== What the task asks ==
Quote, verbatim, all material below, without pictures.

(Stored entries)
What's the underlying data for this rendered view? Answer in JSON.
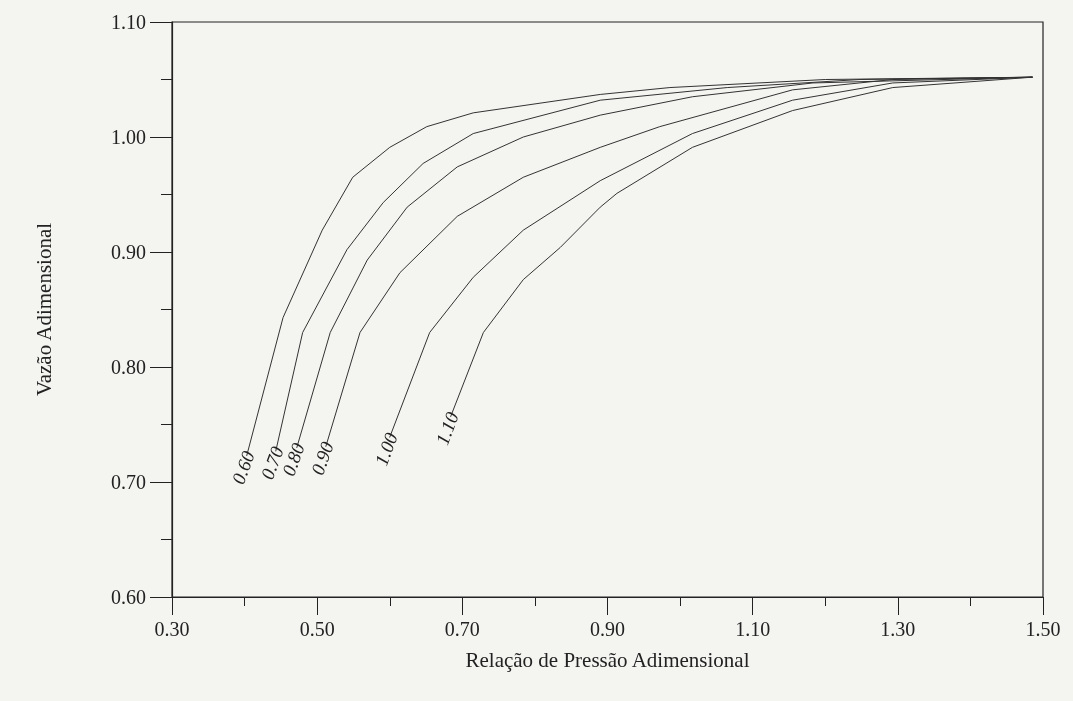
{
  "chart_data": {
    "type": "line",
    "xlabel": "Relação de Pressão Adimensional",
    "ylabel": "Vazão Adimensional",
    "xlim": [
      0.3,
      1.5
    ],
    "ylim": [
      0.6,
      1.1
    ],
    "xticks": [
      {
        "value": 0.3,
        "label": "0.30"
      },
      {
        "value": 0.4,
        "label": null
      },
      {
        "value": 0.5,
        "label": "0.50"
      },
      {
        "value": 0.6,
        "label": null
      },
      {
        "value": 0.7,
        "label": "0.70"
      },
      {
        "value": 0.8,
        "label": null
      },
      {
        "value": 0.9,
        "label": "0.90"
      },
      {
        "value": 1.0,
        "label": null
      },
      {
        "value": 1.1,
        "label": "1.10"
      },
      {
        "value": 1.2,
        "label": null
      },
      {
        "value": 1.3,
        "label": "1.30"
      },
      {
        "value": 1.4,
        "label": null
      },
      {
        "value": 1.5,
        "label": "1.50"
      }
    ],
    "yticks": [
      {
        "value": 0.6,
        "label": "0.60"
      },
      {
        "value": 0.65,
        "label": null
      },
      {
        "value": 0.7,
        "label": "0.70"
      },
      {
        "value": 0.75,
        "label": null
      },
      {
        "value": 0.8,
        "label": "0.80"
      },
      {
        "value": 0.85,
        "label": null
      },
      {
        "value": 0.9,
        "label": "0.90"
      },
      {
        "value": 0.95,
        "label": null
      },
      {
        "value": 1.0,
        "label": "1.00"
      },
      {
        "value": 1.05,
        "label": null
      },
      {
        "value": 1.1,
        "label": "1.10"
      }
    ],
    "grid": false,
    "legend": false,
    "marker": "none",
    "line_style": "solid",
    "series": [
      {
        "name": "0.60",
        "color": "#333333",
        "x": [
          0.403,
          0.453,
          0.507,
          0.549,
          0.6,
          0.651,
          0.715,
          0.89,
          0.986,
          1.2,
          1.485
        ],
        "values": [
          0.723,
          0.843,
          0.919,
          0.965,
          0.991,
          1.009,
          1.021,
          1.037,
          1.043,
          1.05,
          1.052
        ]
      },
      {
        "name": "0.70",
        "color": "#333333",
        "x": [
          0.443,
          0.48,
          0.541,
          0.591,
          0.646,
          0.715,
          0.89,
          1.065,
          1.248,
          1.485
        ],
        "values": [
          0.727,
          0.83,
          0.902,
          0.943,
          0.977,
          1.003,
          1.032,
          1.043,
          1.05,
          1.052
        ]
      },
      {
        "name": "0.80",
        "color": "#333333",
        "x": [
          0.472,
          0.518,
          0.569,
          0.624,
          0.693,
          0.784,
          0.89,
          1.017,
          1.183,
          1.485
        ],
        "values": [
          0.73,
          0.83,
          0.893,
          0.939,
          0.974,
          1.0,
          1.019,
          1.035,
          1.047,
          1.052
        ]
      },
      {
        "name": "0.90",
        "color": "#333333",
        "x": [
          0.512,
          0.559,
          0.614,
          0.693,
          0.784,
          0.89,
          0.972,
          1.155,
          1.293,
          1.485
        ],
        "values": [
          0.731,
          0.83,
          0.882,
          0.931,
          0.965,
          0.991,
          1.009,
          1.041,
          1.05,
          1.052
        ]
      },
      {
        "name": "1.00",
        "color": "#333333",
        "x": [
          0.6,
          0.655,
          0.715,
          0.784,
          0.89,
          1.017,
          1.155,
          1.293,
          1.485
        ],
        "values": [
          0.739,
          0.83,
          0.878,
          0.919,
          0.962,
          1.003,
          1.032,
          1.047,
          1.052
        ]
      },
      {
        "name": "1.10",
        "color": "#333333",
        "x": [
          0.684,
          0.729,
          0.784,
          0.835,
          0.89,
          0.913,
          1.017,
          1.155,
          1.293,
          1.485
        ],
        "values": [
          0.757,
          0.83,
          0.876,
          0.904,
          0.939,
          0.951,
          0.991,
          1.023,
          1.043,
          1.052
        ]
      }
    ]
  }
}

== Solution to this exercise ==
What's the underlying data for this rendered view? Answer in JSON.
{
  "chart_data": {
    "type": "line",
    "xlabel": "Relação de Pressão Adimensional",
    "ylabel": "Vazão Adimensional",
    "xlim": [
      0.3,
      1.5
    ],
    "ylim": [
      0.6,
      1.1
    ],
    "xticks": [
      {
        "value": 0.3,
        "label": "0.30"
      },
      {
        "value": 0.4,
        "label": null
      },
      {
        "value": 0.5,
        "label": "0.50"
      },
      {
        "value": 0.6,
        "label": null
      },
      {
        "value": 0.7,
        "label": "0.70"
      },
      {
        "value": 0.8,
        "label": null
      },
      {
        "value": 0.9,
        "label": "0.90"
      },
      {
        "value": 1.0,
        "label": null
      },
      {
        "value": 1.1,
        "label": "1.10"
      },
      {
        "value": 1.2,
        "label": null
      },
      {
        "value": 1.3,
        "label": "1.30"
      },
      {
        "value": 1.4,
        "label": null
      },
      {
        "value": 1.5,
        "label": "1.50"
      }
    ],
    "yticks": [
      {
        "value": 0.6,
        "label": "0.60"
      },
      {
        "value": 0.65,
        "label": null
      },
      {
        "value": 0.7,
        "label": "0.70"
      },
      {
        "value": 0.75,
        "label": null
      },
      {
        "value": 0.8,
        "label": "0.80"
      },
      {
        "value": 0.85,
        "label": null
      },
      {
        "value": 0.9,
        "label": "0.90"
      },
      {
        "value": 0.95,
        "label": null
      },
      {
        "value": 1.0,
        "label": "1.00"
      },
      {
        "value": 1.05,
        "label": null
      },
      {
        "value": 1.1,
        "label": "1.10"
      }
    ],
    "grid": false,
    "legend": false,
    "marker": "none",
    "line_style": "solid",
    "series": [
      {
        "name": "0.60",
        "color": "#333333",
        "x": [
          0.403,
          0.453,
          0.507,
          0.549,
          0.6,
          0.651,
          0.715,
          0.89,
          0.986,
          1.2,
          1.485
        ],
        "values": [
          0.723,
          0.843,
          0.919,
          0.965,
          0.991,
          1.009,
          1.021,
          1.037,
          1.043,
          1.05,
          1.052
        ]
      },
      {
        "name": "0.70",
        "color": "#333333",
        "x": [
          0.443,
          0.48,
          0.541,
          0.591,
          0.646,
          0.715,
          0.89,
          1.065,
          1.248,
          1.485
        ],
        "values": [
          0.727,
          0.83,
          0.902,
          0.943,
          0.977,
          1.003,
          1.032,
          1.043,
          1.05,
          1.052
        ]
      },
      {
        "name": "0.80",
        "color": "#333333",
        "x": [
          0.472,
          0.518,
          0.569,
          0.624,
          0.693,
          0.784,
          0.89,
          1.017,
          1.183,
          1.485
        ],
        "values": [
          0.73,
          0.83,
          0.893,
          0.939,
          0.974,
          1.0,
          1.019,
          1.035,
          1.047,
          1.052
        ]
      },
      {
        "name": "0.90",
        "color": "#333333",
        "x": [
          0.512,
          0.559,
          0.614,
          0.693,
          0.784,
          0.89,
          0.972,
          1.155,
          1.293,
          1.485
        ],
        "values": [
          0.731,
          0.83,
          0.882,
          0.931,
          0.965,
          0.991,
          1.009,
          1.041,
          1.05,
          1.052
        ]
      },
      {
        "name": "1.00",
        "color": "#333333",
        "x": [
          0.6,
          0.655,
          0.715,
          0.784,
          0.89,
          1.017,
          1.155,
          1.293,
          1.485
        ],
        "values": [
          0.739,
          0.83,
          0.878,
          0.919,
          0.962,
          1.003,
          1.032,
          1.047,
          1.052
        ]
      },
      {
        "name": "1.10",
        "color": "#333333",
        "x": [
          0.684,
          0.729,
          0.784,
          0.835,
          0.89,
          0.913,
          1.017,
          1.155,
          1.293,
          1.485
        ],
        "values": [
          0.757,
          0.83,
          0.876,
          0.904,
          0.939,
          0.951,
          0.991,
          1.023,
          1.043,
          1.052
        ]
      }
    ]
  }
}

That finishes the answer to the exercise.